- [Available records]:
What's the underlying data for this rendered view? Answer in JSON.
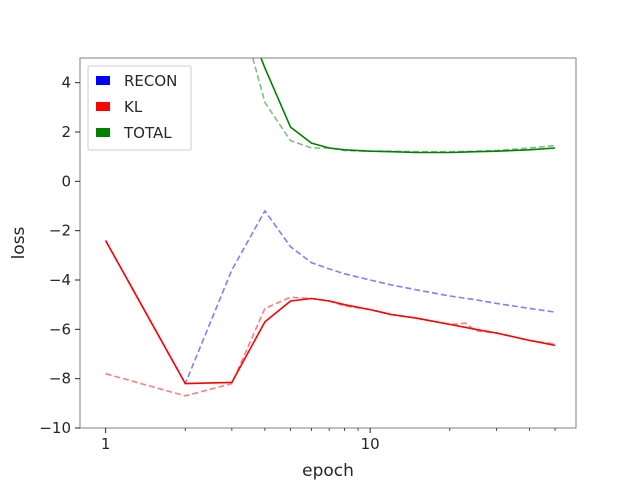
{
  "chart_data": {
    "type": "line",
    "title": "",
    "xlabel": "epoch",
    "ylabel": "loss",
    "xscale": "log",
    "xlim": [
      0.8,
      60
    ],
    "ylim": [
      -10,
      5
    ],
    "x_major_ticks": [
      1,
      10
    ],
    "x_tick_labels": [
      "1",
      "10"
    ],
    "x_minor_ticks": [
      2,
      3,
      4,
      5,
      6,
      7,
      8,
      9,
      20,
      30,
      40,
      50
    ],
    "y_ticks": [
      -10,
      -8,
      -6,
      -4,
      -2,
      0,
      2,
      4
    ],
    "y_tick_labels": [
      "−10",
      "−8",
      "−6",
      "−4",
      "−2",
      "0",
      "2",
      "4"
    ],
    "grid": false,
    "legend_position": "top-left",
    "series": [
      {
        "name": "RECON",
        "color": "#0000ff",
        "style": "dashed",
        "opacity": 0.5,
        "x": [
          1,
          2,
          3,
          4,
          5,
          6,
          7,
          8,
          10,
          12,
          15,
          20,
          25,
          30,
          40,
          50
        ],
        "y": [
          -2.4,
          -8.2,
          -3.6,
          -1.2,
          -2.65,
          -3.3,
          -3.55,
          -3.75,
          -4.0,
          -4.2,
          -4.4,
          -4.65,
          -4.8,
          -4.95,
          -5.15,
          -5.3
        ]
      },
      {
        "name": "KL",
        "color": "#ff0000",
        "style": "solid",
        "opacity": 1.0,
        "x": [
          1,
          2,
          3,
          4,
          5,
          6,
          7,
          8,
          10,
          12,
          15,
          20,
          25,
          30,
          40,
          50
        ],
        "y": [
          -2.4,
          -8.2,
          -8.15,
          -5.7,
          -4.85,
          -4.75,
          -4.85,
          -5.0,
          -5.2,
          -5.4,
          -5.55,
          -5.8,
          -6.0,
          -6.15,
          -6.45,
          -6.65
        ]
      },
      {
        "name": "KL",
        "color": "#ff0000",
        "style": "dashed",
        "opacity": 0.5,
        "x": [
          1,
          2,
          3,
          4,
          5,
          6,
          7,
          8,
          10,
          12,
          15,
          20,
          23,
          25,
          30,
          40,
          50
        ],
        "y": [
          -7.8,
          -8.7,
          -8.2,
          -5.15,
          -4.7,
          -4.75,
          -4.85,
          -5.05,
          -5.2,
          -5.4,
          -5.55,
          -5.8,
          -5.75,
          -6.05,
          -6.15,
          -6.45,
          -6.6
        ]
      },
      {
        "name": "TOTAL",
        "color": "#008000",
        "style": "solid",
        "opacity": 1.0,
        "x": [
          3.8,
          4,
          5,
          6,
          7,
          8,
          10,
          12,
          15,
          20,
          25,
          30,
          40,
          50
        ],
        "y": [
          5.2,
          4.6,
          2.2,
          1.55,
          1.35,
          1.28,
          1.22,
          1.2,
          1.17,
          1.17,
          1.2,
          1.22,
          1.28,
          1.35
        ]
      },
      {
        "name": "TOTAL",
        "color": "#008000",
        "style": "dashed",
        "opacity": 0.5,
        "x": [
          3.6,
          4,
          5,
          6,
          7,
          8,
          10,
          12,
          15,
          20,
          25,
          30,
          40,
          50
        ],
        "y": [
          5.0,
          3.2,
          1.65,
          1.35,
          1.35,
          1.25,
          1.22,
          1.22,
          1.2,
          1.2,
          1.22,
          1.25,
          1.35,
          1.45
        ]
      }
    ],
    "legend": [
      {
        "label": "RECON",
        "color": "#0000ff"
      },
      {
        "label": "KL",
        "color": "#ff0000"
      },
      {
        "label": "TOTAL",
        "color": "#008000"
      }
    ]
  }
}
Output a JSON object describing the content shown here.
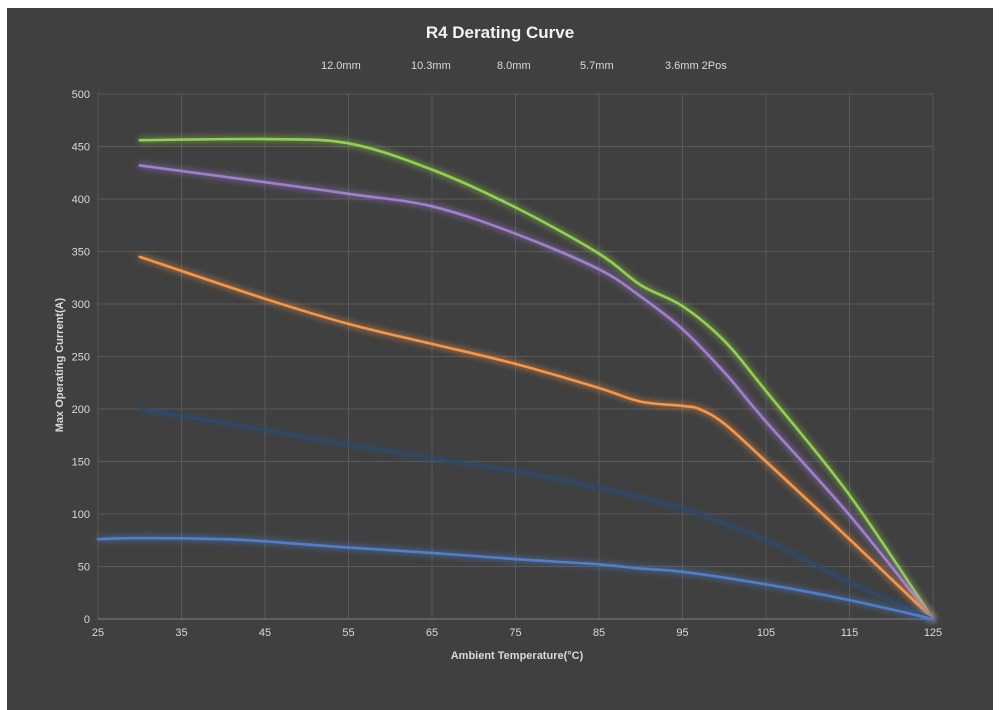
{
  "chart_data": {
    "type": "line",
    "title": "R4 Derating Curve",
    "xlabel": "Ambient Temperature(°C)",
    "ylabel": "Max Operating Current(A)",
    "xlim": [
      25,
      125
    ],
    "ylim": [
      0,
      500
    ],
    "xticks": [
      25,
      35,
      45,
      55,
      65,
      75,
      85,
      95,
      105,
      115,
      125
    ],
    "yticks": [
      0,
      50,
      100,
      150,
      200,
      250,
      300,
      350,
      400,
      450,
      500
    ],
    "grid": true,
    "legend_position": "top",
    "series": [
      {
        "name": "12.0mm",
        "color": "#92d050",
        "x": [
          30,
          45,
          55,
          65,
          75,
          85,
          90,
          95,
          100,
          105,
          115,
          125
        ],
        "y": [
          456,
          457,
          453,
          428,
          392,
          348,
          318,
          298,
          265,
          217,
          118,
          0
        ]
      },
      {
        "name": "10.3mm",
        "color": "#a07fd0",
        "x": [
          30,
          45,
          55,
          65,
          75,
          85,
          90,
          95,
          100,
          105,
          115,
          125
        ],
        "y": [
          432,
          416,
          405,
          393,
          367,
          333,
          307,
          276,
          235,
          188,
          99,
          0
        ]
      },
      {
        "name": "8.0mm",
        "color": "#f79646",
        "x": [
          30,
          45,
          55,
          65,
          75,
          85,
          90,
          95,
          97,
          100,
          105,
          115,
          125
        ],
        "y": [
          345,
          305,
          281,
          262,
          243,
          220,
          207,
          203,
          200,
          186,
          150,
          76,
          0
        ]
      },
      {
        "name": "5.7mm",
        "color": "#2e4a6e",
        "x": [
          30,
          45,
          55,
          65,
          75,
          85,
          95,
          105,
          115,
          125
        ],
        "y": [
          200,
          180,
          166,
          153,
          141,
          125,
          105,
          75,
          35,
          0
        ]
      },
      {
        "name": "3.6mm 2Pos",
        "color": "#4f7fcb",
        "x": [
          25,
          30,
          40,
          45,
          55,
          65,
          75,
          85,
          90,
          95,
          105,
          115,
          125
        ],
        "y": [
          76,
          77,
          76,
          74,
          68,
          63,
          57,
          52,
          48,
          45,
          33,
          18,
          0
        ]
      }
    ]
  }
}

- [What the task requires]: The records shown above are to be repeated exactly, with the pictures left out.

- [Output below]:
What's the underlying data for this rendered view? Answer in JSON.
{
  "chart_data": {
    "type": "line",
    "title": "",
    "xlabel": "epoch",
    "ylabel": "loss",
    "xscale": "log",
    "xlim": [
      0.8,
      60
    ],
    "ylim": [
      -10,
      5
    ],
    "x_major_ticks": [
      1,
      10
    ],
    "x_tick_labels": [
      "1",
      "10"
    ],
    "x_minor_ticks": [
      2,
      3,
      4,
      5,
      6,
      7,
      8,
      9,
      20,
      30,
      40,
      50
    ],
    "y_ticks": [
      -10,
      -8,
      -6,
      -4,
      -2,
      0,
      2,
      4
    ],
    "y_tick_labels": [
      "−10",
      "−8",
      "−6",
      "−4",
      "−2",
      "0",
      "2",
      "4"
    ],
    "grid": false,
    "legend_position": "top-left",
    "series": [
      {
        "name": "RECON",
        "color": "#0000ff",
        "style": "dashed",
        "opacity": 0.5,
        "x": [
          1,
          2,
          3,
          4,
          5,
          6,
          7,
          8,
          10,
          12,
          15,
          20,
          25,
          30,
          40,
          50
        ],
        "y": [
          -2.4,
          -8.2,
          -3.6,
          -1.2,
          -2.65,
          -3.3,
          -3.55,
          -3.75,
          -4.0,
          -4.2,
          -4.4,
          -4.65,
          -4.8,
          -4.95,
          -5.15,
          -5.3
        ]
      },
      {
        "name": "KL",
        "color": "#ff0000",
        "style": "solid",
        "opacity": 1.0,
        "x": [
          1,
          2,
          3,
          4,
          5,
          6,
          7,
          8,
          10,
          12,
          15,
          20,
          25,
          30,
          40,
          50
        ],
        "y": [
          -2.4,
          -8.2,
          -8.15,
          -5.7,
          -4.85,
          -4.75,
          -4.85,
          -5.0,
          -5.2,
          -5.4,
          -5.55,
          -5.8,
          -6.0,
          -6.15,
          -6.45,
          -6.65
        ]
      },
      {
        "name": "KL",
        "color": "#ff0000",
        "style": "dashed",
        "opacity": 0.5,
        "x": [
          1,
          2,
          3,
          4,
          5,
          6,
          7,
          8,
          10,
          12,
          15,
          20,
          23,
          25,
          30,
          40,
          50
        ],
        "y": [
          -7.8,
          -8.7,
          -8.2,
          -5.15,
          -4.7,
          -4.75,
          -4.85,
          -5.05,
          -5.2,
          -5.4,
          -5.55,
          -5.8,
          -5.75,
          -6.05,
          -6.15,
          -6.45,
          -6.6
        ]
      },
      {
        "name": "TOTAL",
        "color": "#008000",
        "style": "solid",
        "opacity": 1.0,
        "x": [
          3.8,
          4,
          5,
          6,
          7,
          8,
          10,
          12,
          15,
          20,
          25,
          30,
          40,
          50
        ],
        "y": [
          5.2,
          4.6,
          2.2,
          1.55,
          1.35,
          1.28,
          1.22,
          1.2,
          1.17,
          1.17,
          1.2,
          1.22,
          1.28,
          1.35
        ]
      },
      {
        "name": "TOTAL",
        "color": "#008000",
        "style": "dashed",
        "opacity": 0.5,
        "x": [
          3.6,
          4,
          5,
          6,
          7,
          8,
          10,
          12,
          15,
          20,
          25,
          30,
          40,
          50
        ],
        "y": [
          5.0,
          3.2,
          1.65,
          1.35,
          1.35,
          1.25,
          1.22,
          1.22,
          1.2,
          1.2,
          1.22,
          1.25,
          1.35,
          1.45
        ]
      }
    ],
    "legend": [
      {
        "label": "RECON",
        "color": "#0000ff"
      },
      {
        "label": "KL",
        "color": "#ff0000"
      },
      {
        "label": "TOTAL",
        "color": "#008000"
      }
    ]
  }
}
Output a JSON object describing the content shown here.
{
  "chart_data": {
    "type": "line",
    "title": "R4 Derating Curve",
    "xlabel": "Ambient Temperature(°C)",
    "ylabel": "Max Operating Current(A)",
    "xlim": [
      25,
      125
    ],
    "ylim": [
      0,
      500
    ],
    "xticks": [
      25,
      35,
      45,
      55,
      65,
      75,
      85,
      95,
      105,
      115,
      125
    ],
    "yticks": [
      0,
      50,
      100,
      150,
      200,
      250,
      300,
      350,
      400,
      450,
      500
    ],
    "grid": true,
    "legend_position": "top",
    "series": [
      {
        "name": "12.0mm",
        "color": "#92d050",
        "x": [
          30,
          45,
          55,
          65,
          75,
          85,
          90,
          95,
          100,
          105,
          115,
          125
        ],
        "y": [
          456,
          457,
          453,
          428,
          392,
          348,
          318,
          298,
          265,
          217,
          118,
          0
        ]
      },
      {
        "name": "10.3mm",
        "color": "#a07fd0",
        "x": [
          30,
          45,
          55,
          65,
          75,
          85,
          90,
          95,
          100,
          105,
          115,
          125
        ],
        "y": [
          432,
          416,
          405,
          393,
          367,
          333,
          307,
          276,
          235,
          188,
          99,
          0
        ]
      },
      {
        "name": "8.0mm",
        "color": "#f79646",
        "x": [
          30,
          45,
          55,
          65,
          75,
          85,
          90,
          95,
          97,
          100,
          105,
          115,
          125
        ],
        "y": [
          345,
          305,
          281,
          262,
          243,
          220,
          207,
          203,
          200,
          186,
          150,
          76,
          0
        ]
      },
      {
        "name": "5.7mm",
        "color": "#2e4a6e",
        "x": [
          30,
          45,
          55,
          65,
          75,
          85,
          95,
          105,
          115,
          125
        ],
        "y": [
          200,
          180,
          166,
          153,
          141,
          125,
          105,
          75,
          35,
          0
        ]
      },
      {
        "name": "3.6mm 2Pos",
        "color": "#4f7fcb",
        "x": [
          25,
          30,
          40,
          45,
          55,
          65,
          75,
          85,
          90,
          95,
          105,
          115,
          125
        ],
        "y": [
          76,
          77,
          76,
          74,
          68,
          63,
          57,
          52,
          48,
          45,
          33,
          18,
          0
        ]
      }
    ]
  }
}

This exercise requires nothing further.